◆ WHAT IS NEEDED:
Count how many lines mention the word "dependants". Write that number alone.

━━━━━ ENTRIES

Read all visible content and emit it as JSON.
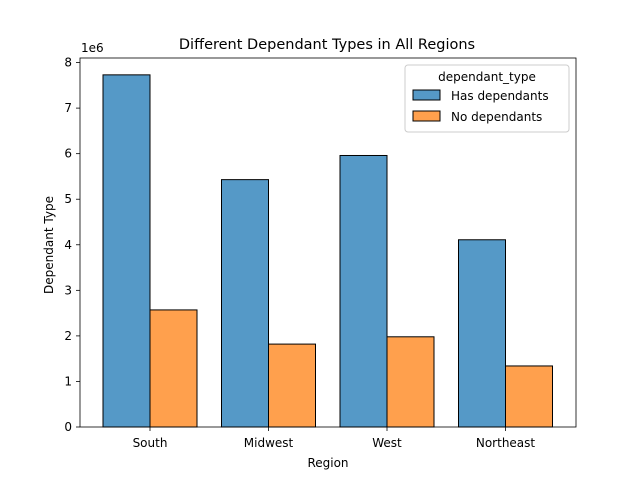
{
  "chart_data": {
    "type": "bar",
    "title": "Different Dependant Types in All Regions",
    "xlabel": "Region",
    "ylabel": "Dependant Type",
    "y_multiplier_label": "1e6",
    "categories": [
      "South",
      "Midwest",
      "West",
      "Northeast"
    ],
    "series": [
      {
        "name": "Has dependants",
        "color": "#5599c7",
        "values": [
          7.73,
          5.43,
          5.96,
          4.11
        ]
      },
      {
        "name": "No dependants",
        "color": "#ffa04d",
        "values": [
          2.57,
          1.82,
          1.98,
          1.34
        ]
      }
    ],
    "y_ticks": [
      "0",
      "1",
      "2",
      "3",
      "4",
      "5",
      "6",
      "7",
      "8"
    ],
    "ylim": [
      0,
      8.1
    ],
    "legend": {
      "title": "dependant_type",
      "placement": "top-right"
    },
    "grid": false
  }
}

━━━━━━━━━━
━━━━━ ENTRIES

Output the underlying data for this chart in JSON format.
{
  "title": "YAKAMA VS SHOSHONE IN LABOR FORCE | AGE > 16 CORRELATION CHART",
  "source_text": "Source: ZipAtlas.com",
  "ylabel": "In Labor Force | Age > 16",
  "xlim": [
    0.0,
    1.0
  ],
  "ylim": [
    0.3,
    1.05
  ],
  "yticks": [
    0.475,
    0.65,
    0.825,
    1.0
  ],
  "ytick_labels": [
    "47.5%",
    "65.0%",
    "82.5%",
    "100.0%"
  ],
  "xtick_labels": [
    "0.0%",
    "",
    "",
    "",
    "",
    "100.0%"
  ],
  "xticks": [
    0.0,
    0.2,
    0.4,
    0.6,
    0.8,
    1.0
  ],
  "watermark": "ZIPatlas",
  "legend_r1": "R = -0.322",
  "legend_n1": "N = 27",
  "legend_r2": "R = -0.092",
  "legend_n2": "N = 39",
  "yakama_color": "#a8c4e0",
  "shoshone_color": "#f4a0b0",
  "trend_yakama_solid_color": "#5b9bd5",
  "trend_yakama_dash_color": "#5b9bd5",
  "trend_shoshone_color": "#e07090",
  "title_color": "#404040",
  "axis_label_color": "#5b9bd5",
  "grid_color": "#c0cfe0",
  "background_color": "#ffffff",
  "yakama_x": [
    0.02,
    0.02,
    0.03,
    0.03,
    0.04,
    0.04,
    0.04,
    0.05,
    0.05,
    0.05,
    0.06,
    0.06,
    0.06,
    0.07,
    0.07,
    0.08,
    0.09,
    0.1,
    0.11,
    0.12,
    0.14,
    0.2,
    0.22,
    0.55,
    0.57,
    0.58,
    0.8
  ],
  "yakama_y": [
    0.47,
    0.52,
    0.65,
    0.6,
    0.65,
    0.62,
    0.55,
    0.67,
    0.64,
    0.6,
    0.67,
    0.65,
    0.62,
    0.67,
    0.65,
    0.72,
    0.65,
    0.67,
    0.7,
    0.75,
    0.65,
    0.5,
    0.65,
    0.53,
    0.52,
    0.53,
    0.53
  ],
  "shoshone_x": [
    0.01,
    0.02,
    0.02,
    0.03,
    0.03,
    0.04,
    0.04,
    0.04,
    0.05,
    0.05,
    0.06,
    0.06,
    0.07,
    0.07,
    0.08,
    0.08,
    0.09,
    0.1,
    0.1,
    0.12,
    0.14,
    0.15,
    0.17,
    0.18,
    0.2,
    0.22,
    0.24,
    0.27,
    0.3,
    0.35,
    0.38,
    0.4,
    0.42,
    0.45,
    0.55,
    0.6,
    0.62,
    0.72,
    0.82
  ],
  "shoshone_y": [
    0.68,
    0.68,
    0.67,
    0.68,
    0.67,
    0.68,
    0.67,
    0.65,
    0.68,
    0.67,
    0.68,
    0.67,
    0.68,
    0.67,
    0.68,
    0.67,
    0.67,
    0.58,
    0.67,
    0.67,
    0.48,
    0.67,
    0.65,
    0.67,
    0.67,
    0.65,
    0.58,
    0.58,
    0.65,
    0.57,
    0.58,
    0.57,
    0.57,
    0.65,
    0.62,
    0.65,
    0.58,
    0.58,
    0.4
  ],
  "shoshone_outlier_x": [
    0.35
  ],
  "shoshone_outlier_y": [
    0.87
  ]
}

━━━━━━━━━━
━━━━━ ENTRIES

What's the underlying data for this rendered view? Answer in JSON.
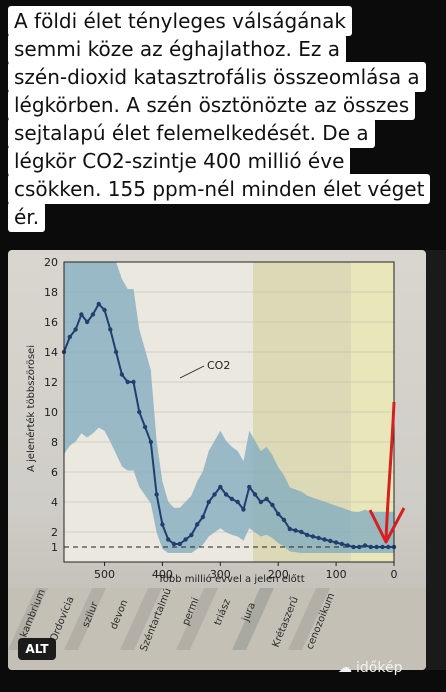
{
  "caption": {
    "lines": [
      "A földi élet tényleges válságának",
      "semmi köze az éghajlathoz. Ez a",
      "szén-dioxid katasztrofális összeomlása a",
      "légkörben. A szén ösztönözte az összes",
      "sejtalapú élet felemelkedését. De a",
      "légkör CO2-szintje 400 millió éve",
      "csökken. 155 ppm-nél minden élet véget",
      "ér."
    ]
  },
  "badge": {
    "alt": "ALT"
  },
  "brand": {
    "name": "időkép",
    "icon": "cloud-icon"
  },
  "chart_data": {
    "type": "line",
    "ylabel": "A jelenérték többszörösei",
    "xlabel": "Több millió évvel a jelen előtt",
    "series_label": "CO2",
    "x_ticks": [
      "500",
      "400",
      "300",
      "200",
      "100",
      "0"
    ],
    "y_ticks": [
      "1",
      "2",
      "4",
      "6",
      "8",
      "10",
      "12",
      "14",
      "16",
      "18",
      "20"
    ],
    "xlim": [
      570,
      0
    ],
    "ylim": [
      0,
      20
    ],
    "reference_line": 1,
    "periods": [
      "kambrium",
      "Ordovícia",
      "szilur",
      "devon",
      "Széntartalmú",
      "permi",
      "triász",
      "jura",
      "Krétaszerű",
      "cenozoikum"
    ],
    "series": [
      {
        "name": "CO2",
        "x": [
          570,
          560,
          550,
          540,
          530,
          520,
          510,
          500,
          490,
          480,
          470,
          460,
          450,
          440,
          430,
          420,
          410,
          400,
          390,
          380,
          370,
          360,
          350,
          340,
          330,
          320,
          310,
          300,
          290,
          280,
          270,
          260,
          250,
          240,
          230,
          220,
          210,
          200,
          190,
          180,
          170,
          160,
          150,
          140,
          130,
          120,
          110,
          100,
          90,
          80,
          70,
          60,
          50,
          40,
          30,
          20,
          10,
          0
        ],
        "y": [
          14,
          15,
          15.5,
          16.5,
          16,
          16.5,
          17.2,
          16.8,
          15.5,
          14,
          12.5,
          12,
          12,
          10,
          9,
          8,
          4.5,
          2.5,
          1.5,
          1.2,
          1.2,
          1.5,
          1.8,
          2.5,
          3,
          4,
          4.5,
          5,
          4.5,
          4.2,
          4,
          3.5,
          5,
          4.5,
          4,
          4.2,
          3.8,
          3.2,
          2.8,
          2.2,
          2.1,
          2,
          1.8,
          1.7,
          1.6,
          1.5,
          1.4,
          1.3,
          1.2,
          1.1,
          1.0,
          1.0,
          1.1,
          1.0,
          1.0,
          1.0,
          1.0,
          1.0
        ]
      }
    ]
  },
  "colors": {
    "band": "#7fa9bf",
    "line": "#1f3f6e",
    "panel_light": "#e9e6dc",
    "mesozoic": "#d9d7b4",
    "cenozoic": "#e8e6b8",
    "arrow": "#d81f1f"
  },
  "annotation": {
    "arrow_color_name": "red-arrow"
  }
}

━━━━━━━━━━

◆ CORRECT RESPONSE:
2